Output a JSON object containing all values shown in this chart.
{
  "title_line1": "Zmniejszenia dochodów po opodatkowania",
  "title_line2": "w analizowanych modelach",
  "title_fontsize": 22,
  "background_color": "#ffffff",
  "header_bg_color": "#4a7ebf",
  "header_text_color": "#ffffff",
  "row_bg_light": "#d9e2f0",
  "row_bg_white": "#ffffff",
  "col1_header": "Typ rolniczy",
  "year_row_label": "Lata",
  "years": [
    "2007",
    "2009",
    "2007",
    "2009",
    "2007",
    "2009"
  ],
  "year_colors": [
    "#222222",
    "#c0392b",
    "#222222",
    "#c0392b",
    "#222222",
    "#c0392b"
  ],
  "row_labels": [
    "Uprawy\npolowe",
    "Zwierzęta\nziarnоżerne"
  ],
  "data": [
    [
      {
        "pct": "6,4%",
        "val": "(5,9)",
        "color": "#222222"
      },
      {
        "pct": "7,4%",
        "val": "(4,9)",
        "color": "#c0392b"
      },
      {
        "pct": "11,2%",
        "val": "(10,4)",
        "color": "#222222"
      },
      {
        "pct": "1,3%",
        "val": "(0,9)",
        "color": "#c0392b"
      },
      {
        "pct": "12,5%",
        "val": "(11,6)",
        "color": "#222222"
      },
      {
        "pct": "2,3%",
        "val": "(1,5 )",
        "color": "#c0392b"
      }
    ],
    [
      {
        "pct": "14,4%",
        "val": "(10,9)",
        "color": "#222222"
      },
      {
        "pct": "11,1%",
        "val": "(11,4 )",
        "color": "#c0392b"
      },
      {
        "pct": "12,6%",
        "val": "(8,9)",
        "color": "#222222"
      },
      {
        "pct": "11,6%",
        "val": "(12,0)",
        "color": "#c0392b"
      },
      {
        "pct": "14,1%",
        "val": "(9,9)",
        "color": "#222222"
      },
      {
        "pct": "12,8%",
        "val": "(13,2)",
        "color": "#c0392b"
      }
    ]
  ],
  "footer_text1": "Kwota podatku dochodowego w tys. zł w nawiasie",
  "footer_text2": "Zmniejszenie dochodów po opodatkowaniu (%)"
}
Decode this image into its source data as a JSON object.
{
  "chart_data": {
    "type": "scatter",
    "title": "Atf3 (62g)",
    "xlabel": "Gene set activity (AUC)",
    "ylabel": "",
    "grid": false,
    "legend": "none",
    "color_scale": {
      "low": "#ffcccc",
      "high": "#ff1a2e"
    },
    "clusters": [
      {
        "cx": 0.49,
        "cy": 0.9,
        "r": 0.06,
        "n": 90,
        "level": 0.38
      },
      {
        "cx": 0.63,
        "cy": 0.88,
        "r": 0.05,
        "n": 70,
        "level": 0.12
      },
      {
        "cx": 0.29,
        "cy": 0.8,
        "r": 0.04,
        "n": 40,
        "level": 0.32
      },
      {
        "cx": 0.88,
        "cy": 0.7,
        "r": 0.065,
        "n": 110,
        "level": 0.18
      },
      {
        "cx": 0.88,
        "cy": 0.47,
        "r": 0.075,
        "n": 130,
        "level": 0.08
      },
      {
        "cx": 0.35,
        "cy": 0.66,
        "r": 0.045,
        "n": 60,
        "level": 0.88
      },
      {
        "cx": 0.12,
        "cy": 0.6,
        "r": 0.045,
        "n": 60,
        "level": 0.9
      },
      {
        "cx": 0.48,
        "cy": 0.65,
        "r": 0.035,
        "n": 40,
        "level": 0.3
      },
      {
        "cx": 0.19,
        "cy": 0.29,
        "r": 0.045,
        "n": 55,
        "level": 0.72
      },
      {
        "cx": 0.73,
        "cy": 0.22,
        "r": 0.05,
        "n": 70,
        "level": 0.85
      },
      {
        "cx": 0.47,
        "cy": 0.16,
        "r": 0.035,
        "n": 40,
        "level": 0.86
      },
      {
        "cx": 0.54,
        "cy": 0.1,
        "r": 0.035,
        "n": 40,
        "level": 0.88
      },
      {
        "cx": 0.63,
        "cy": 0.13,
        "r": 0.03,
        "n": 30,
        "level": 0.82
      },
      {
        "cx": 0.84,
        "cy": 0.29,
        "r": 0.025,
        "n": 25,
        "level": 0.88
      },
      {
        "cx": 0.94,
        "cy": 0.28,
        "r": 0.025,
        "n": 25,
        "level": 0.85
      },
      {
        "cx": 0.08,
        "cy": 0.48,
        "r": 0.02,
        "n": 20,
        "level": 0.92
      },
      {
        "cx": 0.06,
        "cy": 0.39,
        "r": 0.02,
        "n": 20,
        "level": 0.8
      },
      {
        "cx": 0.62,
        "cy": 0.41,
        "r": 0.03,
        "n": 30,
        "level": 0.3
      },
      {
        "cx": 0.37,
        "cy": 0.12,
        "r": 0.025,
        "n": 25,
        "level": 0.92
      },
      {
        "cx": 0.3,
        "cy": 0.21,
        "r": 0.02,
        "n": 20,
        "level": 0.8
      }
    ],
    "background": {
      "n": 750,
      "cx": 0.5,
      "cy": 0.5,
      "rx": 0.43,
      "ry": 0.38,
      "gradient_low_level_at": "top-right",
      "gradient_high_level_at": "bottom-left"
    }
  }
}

## Requirement
Using the material above, count the lines containing the word "dochodów". Reply with the number alone.

## Expected answer
2